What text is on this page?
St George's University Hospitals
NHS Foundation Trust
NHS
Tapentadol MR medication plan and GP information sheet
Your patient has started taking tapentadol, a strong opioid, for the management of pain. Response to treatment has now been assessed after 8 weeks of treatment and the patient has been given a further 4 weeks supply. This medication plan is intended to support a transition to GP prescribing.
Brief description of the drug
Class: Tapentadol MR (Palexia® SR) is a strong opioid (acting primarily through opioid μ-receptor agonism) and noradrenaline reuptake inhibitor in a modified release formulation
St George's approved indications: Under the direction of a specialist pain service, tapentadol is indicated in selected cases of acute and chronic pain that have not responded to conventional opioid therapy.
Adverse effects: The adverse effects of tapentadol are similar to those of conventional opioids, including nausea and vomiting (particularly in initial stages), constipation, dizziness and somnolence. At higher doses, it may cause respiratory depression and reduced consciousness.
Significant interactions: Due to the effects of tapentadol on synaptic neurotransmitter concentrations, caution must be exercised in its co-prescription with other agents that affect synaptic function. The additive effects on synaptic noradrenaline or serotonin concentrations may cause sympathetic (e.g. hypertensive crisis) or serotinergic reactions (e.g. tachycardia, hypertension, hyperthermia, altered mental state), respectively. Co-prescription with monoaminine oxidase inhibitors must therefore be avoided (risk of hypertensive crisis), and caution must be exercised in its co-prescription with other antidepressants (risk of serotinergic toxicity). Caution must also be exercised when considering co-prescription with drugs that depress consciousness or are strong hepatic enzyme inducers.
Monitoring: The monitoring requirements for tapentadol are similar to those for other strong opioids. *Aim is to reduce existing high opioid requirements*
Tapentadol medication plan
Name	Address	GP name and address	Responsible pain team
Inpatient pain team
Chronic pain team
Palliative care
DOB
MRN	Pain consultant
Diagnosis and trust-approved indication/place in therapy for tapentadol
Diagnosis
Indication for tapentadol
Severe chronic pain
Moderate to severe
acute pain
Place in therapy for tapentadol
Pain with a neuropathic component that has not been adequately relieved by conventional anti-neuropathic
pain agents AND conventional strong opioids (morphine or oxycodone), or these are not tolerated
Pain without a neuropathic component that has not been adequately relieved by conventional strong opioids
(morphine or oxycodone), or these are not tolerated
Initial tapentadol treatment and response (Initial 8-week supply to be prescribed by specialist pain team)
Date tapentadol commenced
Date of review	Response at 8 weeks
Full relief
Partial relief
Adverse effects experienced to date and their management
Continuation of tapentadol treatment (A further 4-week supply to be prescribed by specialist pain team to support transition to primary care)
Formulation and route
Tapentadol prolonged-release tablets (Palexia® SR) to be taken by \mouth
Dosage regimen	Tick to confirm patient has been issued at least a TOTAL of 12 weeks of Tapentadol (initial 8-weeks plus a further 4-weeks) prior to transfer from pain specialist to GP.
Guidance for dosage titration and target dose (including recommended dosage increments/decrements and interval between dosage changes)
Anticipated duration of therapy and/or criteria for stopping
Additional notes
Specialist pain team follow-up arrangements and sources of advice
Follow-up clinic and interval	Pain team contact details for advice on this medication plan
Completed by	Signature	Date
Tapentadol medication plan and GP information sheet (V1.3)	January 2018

Work request:
Output each record exactly, leaving nothing out.

Response:
What text is on this page?
St George's University Hospitals
NHS Foundation Trust
NHS
Tapentadol MR medication plan and GP information sheet
Your patient has started taking tapentadol, a strong opioid, for the management of pain. Response to treatment has now been assessed after 8 weeks of treatment and the patient has been given a further 4 weeks supply. This medication plan is intended to support a transition to GP prescribing.
Brief description of the drug
Class: Tapentadol MR (Palexia® SR) is a strong opioid (acting primarily through opioid μ-receptor agonism) and noradrenaline reuptake inhibitor in a modified release formulation
St George's approved indications: Under the direction of a specialist pain service, tapentadol is indicated in selected cases of acute and chronic pain that have not responded to conventional opioid therapy.
Adverse effects: The adverse effects of tapentadol are similar to those of conventional opioids, including nausea and vomiting (particularly in initial stages), constipation, dizziness and somnolence. At higher doses, it may cause respiratory depression and reduced consciousness.
Significant interactions: Due to the effects of tapentadol on synaptic neurotransmitter concentrations, caution must be exercised in its co-prescription with other agents that affect synaptic function. The additive effects on synaptic noradrenaline or serotonin concentrations may cause sympathetic (e.g. hypertensive crisis) or serotinergic reactions (e.g. tachycardia, hypertension, hyperthermia, altered mental state), respectively. Co-prescription with monoaminine oxidase inhibitors must therefore be avoided (risk of hypertensive crisis), and caution must be exercised in its co-prescription with other antidepressants (risk of serotinergic toxicity). Caution must also be exercised when considering co-prescription with drugs that depress consciousness or are strong hepatic enzyme inducers.
Monitoring: The monitoring requirements for tapentadol are similar to those for other strong opioids. *Aim is to reduce existing high opioid requirements*
Tapentadol medication plan
Name	Address	GP name and address	Responsible pain team
Inpatient pain team
Chronic pain team
Palliative care
DOB
MRN	Pain consultant
Diagnosis and trust-approved indication/place in therapy for tapentadol
Diagnosis
Indication for tapentadol
Severe chronic pain
Moderate to severe
acute pain
Place in therapy for tapentadol
Pain with a neuropathic component that has not been adequately relieved by conventional anti-neuropathic
pain agents AND conventional strong opioids (morphine or oxycodone), or these are not tolerated
Pain without a neuropathic component that has not been adequately relieved by conventional strong opioids
(morphine or oxycodone), or these are not tolerated
Initial tapentadol treatment and response (Initial 8-week supply to be prescribed by specialist pain team)
Date tapentadol commenced
Date of review	Response at 8 weeks
Full relief
Partial relief
Adverse effects experienced to date and their management
Continuation of tapentadol treatment (A further 4-week supply to be prescribed by specialist pain team to support transition to primary care)
Formulation and route
Tapentadol prolonged-release tablets (Palexia® SR) to be taken by \mouth
Dosage regimen	Tick to confirm patient has been issued at least a TOTAL of 12 weeks of Tapentadol (initial 8-weeks plus a further 4-weeks) prior to transfer from pain specialist to GP.
Guidance for dosage titration and target dose (including recommended dosage increments/decrements and interval between dosage changes)
Anticipated duration of therapy and/or criteria for stopping
Additional notes
Specialist pain team follow-up arrangements and sources of advice
Follow-up clinic and interval	Pain team contact details for advice on this medication plan
Completed by	Signature	Date
Tapentadol medication plan and GP information sheet (V1.3)	January 2018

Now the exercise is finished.